§ GOAL OF THE EXERCISE: Gather each line in the entries that includes the string "xlabel".

§ RECORD EXCERPTS:
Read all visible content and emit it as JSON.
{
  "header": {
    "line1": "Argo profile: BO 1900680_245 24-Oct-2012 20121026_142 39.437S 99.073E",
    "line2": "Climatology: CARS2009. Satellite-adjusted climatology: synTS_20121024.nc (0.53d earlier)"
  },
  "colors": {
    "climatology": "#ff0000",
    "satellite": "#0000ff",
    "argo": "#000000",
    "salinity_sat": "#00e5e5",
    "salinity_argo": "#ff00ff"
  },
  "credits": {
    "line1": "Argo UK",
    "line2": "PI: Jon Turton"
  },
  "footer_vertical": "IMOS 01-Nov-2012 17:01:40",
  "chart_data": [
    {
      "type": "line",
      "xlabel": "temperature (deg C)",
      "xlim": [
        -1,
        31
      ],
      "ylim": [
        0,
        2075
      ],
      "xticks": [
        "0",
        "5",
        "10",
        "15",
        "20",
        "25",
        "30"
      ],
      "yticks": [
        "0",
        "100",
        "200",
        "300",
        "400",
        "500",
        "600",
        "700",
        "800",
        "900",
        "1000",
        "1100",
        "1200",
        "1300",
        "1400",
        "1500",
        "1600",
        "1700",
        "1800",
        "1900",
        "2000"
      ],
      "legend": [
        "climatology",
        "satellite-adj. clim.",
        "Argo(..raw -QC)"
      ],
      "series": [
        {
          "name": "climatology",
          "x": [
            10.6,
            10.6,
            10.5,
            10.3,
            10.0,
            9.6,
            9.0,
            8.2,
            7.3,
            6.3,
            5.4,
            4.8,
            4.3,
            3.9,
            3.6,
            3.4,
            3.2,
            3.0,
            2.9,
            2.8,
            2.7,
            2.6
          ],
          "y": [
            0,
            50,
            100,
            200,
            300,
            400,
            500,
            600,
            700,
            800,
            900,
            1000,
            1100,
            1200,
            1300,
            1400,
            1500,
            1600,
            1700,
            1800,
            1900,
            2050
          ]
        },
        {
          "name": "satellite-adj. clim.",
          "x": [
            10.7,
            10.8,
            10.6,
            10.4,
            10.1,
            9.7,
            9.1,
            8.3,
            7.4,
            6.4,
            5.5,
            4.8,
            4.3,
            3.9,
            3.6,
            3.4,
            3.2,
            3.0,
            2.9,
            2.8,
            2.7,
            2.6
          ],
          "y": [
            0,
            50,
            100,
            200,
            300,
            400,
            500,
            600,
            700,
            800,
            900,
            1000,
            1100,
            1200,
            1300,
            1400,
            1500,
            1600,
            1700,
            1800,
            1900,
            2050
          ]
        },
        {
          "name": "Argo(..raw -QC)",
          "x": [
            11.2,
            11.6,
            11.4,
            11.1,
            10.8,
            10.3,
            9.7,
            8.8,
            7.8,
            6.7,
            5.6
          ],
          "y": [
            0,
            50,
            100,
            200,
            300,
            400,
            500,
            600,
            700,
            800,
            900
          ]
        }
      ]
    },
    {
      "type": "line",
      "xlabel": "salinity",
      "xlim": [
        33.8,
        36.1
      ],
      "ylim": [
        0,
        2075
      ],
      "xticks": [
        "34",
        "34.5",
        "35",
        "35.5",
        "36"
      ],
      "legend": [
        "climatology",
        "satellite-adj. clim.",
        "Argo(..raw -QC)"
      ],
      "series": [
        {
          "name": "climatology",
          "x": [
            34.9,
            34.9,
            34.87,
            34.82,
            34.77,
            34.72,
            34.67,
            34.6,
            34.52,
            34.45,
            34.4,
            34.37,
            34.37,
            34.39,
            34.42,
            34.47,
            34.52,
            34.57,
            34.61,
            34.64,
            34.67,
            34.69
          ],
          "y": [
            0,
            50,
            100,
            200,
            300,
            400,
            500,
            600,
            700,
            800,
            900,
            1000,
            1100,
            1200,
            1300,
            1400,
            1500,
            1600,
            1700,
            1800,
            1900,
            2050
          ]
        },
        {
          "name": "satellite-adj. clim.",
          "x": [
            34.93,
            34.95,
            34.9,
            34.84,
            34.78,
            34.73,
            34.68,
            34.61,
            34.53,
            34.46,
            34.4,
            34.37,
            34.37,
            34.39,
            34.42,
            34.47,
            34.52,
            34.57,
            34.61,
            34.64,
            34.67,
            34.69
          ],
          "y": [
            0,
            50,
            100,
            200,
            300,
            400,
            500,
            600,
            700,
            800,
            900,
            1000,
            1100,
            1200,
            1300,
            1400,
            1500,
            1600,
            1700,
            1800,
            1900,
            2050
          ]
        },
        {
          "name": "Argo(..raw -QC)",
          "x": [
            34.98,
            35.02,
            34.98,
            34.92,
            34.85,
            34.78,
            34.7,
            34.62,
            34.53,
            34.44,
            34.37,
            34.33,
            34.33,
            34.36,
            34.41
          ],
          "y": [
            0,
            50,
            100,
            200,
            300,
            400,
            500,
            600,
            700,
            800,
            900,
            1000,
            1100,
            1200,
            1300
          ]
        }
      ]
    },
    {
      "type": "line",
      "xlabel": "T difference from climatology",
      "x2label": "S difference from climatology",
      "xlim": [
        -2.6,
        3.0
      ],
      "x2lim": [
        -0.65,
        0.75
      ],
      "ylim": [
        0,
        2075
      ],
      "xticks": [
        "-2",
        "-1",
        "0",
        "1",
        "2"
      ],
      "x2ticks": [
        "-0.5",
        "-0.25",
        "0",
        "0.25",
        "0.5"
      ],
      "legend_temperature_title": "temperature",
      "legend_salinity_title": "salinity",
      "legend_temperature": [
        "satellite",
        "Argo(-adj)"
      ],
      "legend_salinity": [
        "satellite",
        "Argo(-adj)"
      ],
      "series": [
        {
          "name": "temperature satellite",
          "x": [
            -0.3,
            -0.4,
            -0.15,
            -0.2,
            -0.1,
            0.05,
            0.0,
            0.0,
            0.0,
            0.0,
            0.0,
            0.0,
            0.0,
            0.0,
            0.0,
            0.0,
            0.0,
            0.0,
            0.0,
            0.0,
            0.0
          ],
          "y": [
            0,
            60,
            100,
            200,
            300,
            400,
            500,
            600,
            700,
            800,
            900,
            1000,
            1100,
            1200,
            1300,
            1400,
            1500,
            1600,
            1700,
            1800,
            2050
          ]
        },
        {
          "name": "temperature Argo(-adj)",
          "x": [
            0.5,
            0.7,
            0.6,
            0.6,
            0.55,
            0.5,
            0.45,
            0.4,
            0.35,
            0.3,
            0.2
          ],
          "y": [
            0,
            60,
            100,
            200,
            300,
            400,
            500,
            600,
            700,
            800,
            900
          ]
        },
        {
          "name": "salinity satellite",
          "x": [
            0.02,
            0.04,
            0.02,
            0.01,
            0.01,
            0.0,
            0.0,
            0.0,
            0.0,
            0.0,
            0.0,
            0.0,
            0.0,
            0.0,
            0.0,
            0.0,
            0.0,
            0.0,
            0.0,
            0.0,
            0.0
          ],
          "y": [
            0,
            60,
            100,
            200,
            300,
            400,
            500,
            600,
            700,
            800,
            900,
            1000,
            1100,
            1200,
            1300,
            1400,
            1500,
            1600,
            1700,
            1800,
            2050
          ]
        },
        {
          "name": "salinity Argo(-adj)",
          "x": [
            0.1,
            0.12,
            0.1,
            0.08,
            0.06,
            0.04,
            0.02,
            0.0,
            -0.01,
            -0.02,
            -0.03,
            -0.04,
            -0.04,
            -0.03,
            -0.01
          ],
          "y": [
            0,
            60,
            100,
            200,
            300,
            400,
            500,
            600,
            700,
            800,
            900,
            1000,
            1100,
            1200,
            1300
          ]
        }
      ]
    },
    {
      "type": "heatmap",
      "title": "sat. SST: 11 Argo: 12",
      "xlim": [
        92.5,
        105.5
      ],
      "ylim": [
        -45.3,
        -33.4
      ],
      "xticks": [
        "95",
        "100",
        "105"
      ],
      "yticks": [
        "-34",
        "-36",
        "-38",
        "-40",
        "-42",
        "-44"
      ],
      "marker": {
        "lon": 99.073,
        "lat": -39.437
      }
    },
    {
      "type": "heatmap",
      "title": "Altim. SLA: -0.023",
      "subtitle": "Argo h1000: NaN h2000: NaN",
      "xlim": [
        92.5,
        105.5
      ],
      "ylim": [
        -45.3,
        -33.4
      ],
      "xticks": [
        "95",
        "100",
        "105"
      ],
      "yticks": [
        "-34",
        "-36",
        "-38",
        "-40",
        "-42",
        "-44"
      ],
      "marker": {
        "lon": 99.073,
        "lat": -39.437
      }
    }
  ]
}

§ RESPONSE TO THE EXERCISE:
      "xlabel": "temperature (deg C)",
      "xlabel": "salinity",
      "xlabel": "T difference from climatology",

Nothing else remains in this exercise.